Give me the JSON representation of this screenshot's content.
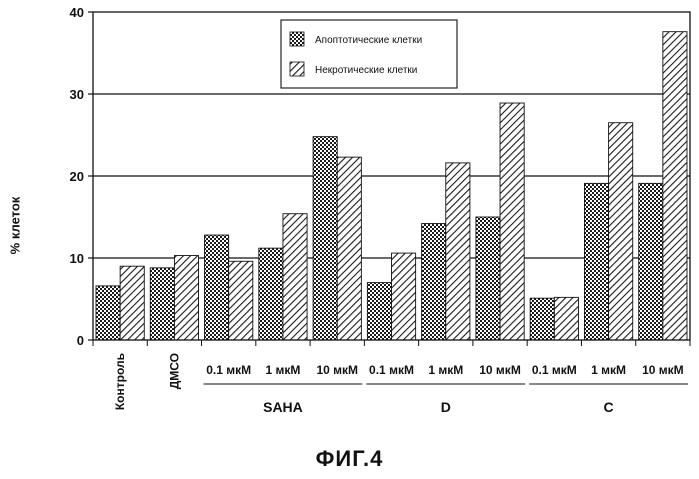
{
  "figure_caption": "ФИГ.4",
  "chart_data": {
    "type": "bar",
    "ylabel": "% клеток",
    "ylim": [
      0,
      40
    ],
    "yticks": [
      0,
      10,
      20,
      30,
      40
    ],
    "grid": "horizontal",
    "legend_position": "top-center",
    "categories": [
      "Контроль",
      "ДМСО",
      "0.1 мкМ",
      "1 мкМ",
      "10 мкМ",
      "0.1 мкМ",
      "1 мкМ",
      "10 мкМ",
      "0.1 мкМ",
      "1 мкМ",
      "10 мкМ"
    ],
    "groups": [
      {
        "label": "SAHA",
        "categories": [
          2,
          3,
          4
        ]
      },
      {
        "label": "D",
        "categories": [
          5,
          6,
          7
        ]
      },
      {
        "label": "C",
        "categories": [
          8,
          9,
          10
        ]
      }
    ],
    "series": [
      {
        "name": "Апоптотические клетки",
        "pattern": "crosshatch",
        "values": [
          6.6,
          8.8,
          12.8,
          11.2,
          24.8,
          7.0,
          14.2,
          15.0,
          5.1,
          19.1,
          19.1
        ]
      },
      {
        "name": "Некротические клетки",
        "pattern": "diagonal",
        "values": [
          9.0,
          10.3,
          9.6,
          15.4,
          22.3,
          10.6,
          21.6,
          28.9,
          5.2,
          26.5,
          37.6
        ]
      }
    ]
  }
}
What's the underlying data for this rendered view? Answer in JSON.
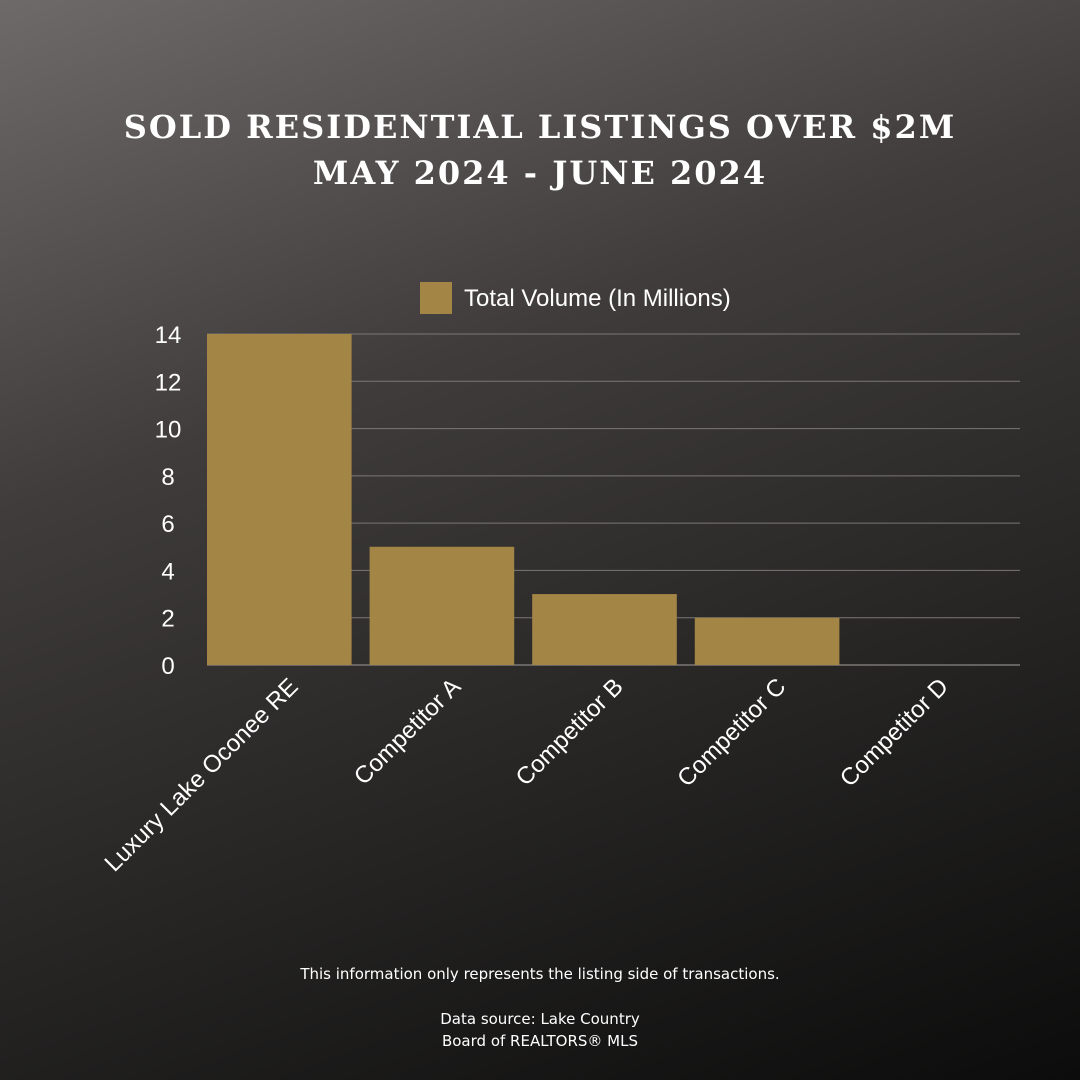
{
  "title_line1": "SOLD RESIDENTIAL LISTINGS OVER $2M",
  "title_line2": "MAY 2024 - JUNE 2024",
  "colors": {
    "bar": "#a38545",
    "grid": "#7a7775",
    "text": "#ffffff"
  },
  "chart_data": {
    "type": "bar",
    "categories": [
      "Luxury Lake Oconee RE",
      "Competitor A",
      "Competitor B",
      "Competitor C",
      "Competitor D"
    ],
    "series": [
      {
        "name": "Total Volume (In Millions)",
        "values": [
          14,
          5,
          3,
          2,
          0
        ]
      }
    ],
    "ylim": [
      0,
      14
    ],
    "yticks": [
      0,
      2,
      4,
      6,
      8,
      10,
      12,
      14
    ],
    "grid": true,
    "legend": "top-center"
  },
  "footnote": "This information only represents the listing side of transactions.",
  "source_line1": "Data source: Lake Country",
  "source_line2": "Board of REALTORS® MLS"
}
○ ○ ○ ○
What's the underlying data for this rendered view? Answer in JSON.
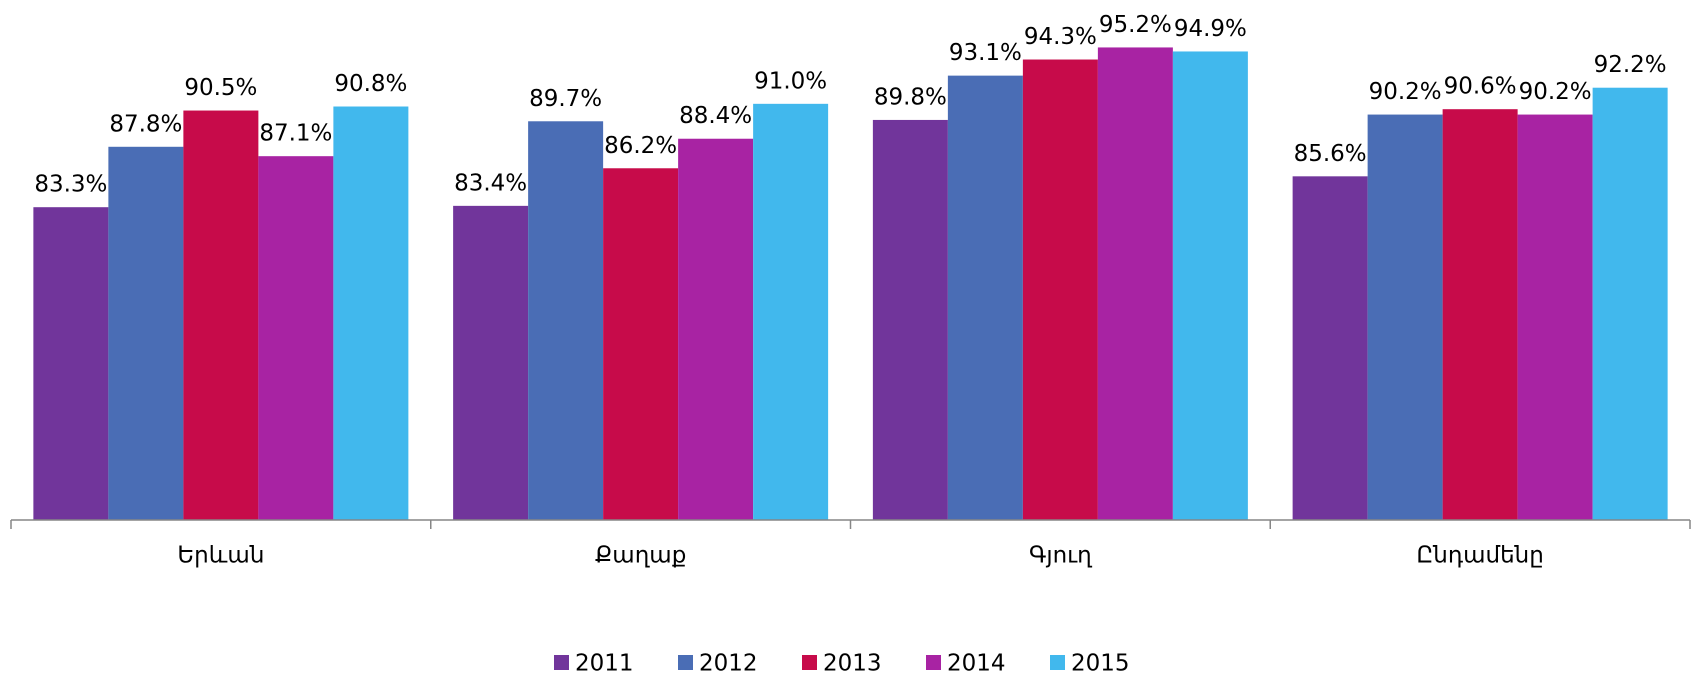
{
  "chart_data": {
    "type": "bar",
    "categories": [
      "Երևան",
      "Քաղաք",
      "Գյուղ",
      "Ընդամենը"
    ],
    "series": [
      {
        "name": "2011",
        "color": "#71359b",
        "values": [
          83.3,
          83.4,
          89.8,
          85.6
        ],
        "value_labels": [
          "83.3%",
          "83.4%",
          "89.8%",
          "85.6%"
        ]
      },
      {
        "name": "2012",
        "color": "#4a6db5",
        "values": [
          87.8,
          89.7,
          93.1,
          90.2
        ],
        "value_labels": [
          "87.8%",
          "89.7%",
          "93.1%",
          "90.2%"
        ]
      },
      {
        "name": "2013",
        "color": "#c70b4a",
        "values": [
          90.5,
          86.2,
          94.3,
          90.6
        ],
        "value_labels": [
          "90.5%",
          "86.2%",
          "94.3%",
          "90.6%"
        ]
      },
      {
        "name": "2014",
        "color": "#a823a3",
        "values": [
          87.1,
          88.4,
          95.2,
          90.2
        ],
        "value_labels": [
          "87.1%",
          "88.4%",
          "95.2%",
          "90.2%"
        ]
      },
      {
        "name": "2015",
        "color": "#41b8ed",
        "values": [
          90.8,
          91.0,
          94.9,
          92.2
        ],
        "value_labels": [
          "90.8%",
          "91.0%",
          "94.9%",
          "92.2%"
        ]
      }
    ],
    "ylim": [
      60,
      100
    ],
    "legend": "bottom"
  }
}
○ ○ ○ ○
## DIRECTIONS FOR THIS TASK
Above are the records. Copy every line in them holding "center".

## FINISHED EXERCISE
    "legend_position": "top-center",
    "legend": "top-center"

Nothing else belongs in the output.